# [WHAT THE TASK REQUIRES]
Extract every line of the records below that contains the string "right", and copy each matching line in full.

+++ DATASET +++

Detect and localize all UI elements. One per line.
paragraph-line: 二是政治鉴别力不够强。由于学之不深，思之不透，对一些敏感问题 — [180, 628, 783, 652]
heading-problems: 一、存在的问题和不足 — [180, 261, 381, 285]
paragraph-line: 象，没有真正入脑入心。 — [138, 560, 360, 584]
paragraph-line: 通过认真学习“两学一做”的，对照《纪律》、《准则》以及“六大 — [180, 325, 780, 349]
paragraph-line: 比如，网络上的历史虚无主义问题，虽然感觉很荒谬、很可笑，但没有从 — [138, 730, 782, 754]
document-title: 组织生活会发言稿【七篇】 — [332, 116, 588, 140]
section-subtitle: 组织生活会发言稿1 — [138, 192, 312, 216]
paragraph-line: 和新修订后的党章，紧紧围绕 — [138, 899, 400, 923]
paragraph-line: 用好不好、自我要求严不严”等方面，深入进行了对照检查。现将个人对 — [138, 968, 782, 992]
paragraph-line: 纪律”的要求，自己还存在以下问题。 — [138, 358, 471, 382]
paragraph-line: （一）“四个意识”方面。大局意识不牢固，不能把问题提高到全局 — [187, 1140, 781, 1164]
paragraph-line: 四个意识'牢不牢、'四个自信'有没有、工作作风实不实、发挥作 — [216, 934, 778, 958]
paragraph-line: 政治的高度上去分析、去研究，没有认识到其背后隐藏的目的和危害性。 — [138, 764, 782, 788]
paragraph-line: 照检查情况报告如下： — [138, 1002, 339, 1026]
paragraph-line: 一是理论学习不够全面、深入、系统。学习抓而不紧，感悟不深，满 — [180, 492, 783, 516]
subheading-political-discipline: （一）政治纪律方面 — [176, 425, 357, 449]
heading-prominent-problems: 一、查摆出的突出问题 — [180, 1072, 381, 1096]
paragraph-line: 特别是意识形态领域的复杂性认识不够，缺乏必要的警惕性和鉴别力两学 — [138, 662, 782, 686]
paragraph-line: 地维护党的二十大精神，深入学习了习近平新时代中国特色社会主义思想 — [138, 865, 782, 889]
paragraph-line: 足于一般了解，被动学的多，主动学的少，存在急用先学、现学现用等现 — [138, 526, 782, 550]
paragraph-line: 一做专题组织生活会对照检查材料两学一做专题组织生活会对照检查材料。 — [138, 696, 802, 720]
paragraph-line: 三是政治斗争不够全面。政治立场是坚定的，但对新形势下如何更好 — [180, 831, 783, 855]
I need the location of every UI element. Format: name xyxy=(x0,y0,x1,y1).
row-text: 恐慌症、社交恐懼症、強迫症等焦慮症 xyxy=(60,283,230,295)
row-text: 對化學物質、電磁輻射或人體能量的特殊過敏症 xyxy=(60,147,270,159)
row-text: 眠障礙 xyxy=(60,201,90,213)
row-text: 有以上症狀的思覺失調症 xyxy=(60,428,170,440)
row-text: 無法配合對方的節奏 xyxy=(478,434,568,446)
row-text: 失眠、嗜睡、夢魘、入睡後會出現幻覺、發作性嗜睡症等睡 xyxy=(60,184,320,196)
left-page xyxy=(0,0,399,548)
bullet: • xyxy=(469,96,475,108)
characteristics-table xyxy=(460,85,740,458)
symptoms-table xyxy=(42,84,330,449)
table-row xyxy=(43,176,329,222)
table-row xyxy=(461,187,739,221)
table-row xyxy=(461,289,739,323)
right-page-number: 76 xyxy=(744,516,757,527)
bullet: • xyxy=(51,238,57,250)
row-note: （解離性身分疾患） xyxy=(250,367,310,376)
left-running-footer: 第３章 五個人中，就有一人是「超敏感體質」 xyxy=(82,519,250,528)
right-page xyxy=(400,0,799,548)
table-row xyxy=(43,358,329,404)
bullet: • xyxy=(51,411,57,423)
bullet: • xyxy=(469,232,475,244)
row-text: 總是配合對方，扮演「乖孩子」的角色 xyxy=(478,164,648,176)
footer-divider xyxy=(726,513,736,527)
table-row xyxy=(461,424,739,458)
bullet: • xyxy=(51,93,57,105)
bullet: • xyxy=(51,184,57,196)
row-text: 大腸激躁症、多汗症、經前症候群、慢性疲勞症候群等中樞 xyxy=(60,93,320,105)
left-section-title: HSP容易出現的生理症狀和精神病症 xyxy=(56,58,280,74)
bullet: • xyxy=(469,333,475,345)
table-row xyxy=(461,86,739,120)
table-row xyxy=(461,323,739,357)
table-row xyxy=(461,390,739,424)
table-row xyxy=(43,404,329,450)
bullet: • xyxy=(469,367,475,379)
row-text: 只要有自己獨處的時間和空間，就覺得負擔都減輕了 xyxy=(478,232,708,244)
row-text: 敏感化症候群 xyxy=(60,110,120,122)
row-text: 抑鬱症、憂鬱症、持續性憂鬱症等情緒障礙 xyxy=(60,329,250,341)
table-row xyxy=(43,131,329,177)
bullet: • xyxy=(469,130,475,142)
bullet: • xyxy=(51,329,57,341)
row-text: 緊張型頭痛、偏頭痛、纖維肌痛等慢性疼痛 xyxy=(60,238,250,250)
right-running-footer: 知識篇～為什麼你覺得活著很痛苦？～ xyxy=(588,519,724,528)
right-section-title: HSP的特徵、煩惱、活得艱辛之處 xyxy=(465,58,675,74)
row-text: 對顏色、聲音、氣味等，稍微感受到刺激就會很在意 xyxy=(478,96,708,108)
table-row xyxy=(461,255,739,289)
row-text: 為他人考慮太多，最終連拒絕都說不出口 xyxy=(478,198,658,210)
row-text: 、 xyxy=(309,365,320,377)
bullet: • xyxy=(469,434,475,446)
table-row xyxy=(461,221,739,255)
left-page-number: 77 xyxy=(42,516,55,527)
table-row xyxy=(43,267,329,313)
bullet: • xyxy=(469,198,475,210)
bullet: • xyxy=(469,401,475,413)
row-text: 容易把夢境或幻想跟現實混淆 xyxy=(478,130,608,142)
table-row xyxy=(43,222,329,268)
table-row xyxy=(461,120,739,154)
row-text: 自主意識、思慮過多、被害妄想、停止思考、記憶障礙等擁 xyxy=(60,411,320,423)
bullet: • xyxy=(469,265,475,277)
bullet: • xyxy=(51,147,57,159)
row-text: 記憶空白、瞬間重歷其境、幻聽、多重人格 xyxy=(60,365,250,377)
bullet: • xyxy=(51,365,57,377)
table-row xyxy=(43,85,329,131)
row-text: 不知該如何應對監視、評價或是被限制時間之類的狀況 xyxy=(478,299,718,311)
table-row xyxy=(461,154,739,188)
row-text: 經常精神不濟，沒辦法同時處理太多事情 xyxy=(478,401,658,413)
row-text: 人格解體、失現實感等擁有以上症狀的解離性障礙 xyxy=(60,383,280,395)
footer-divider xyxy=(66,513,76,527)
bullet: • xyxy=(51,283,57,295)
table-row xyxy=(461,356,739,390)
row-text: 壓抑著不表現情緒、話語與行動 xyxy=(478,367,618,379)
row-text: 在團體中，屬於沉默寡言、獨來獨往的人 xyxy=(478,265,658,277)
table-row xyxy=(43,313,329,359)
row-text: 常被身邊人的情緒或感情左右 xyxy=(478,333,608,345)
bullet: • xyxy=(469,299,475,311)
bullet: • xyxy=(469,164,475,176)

+++

# [RESPONSE TO THIS EXERCISE]
right-page-number: 76 xyxy=(744,516,757,527)
right-page xyxy=(400,0,799,548)
right-running-footer: 知識篇～為什麼你覺得活著很痛苦？～ xyxy=(588,519,724,528)
right-section-title: HSP的特徵、煩惱、活得艱辛之處 xyxy=(465,58,675,74)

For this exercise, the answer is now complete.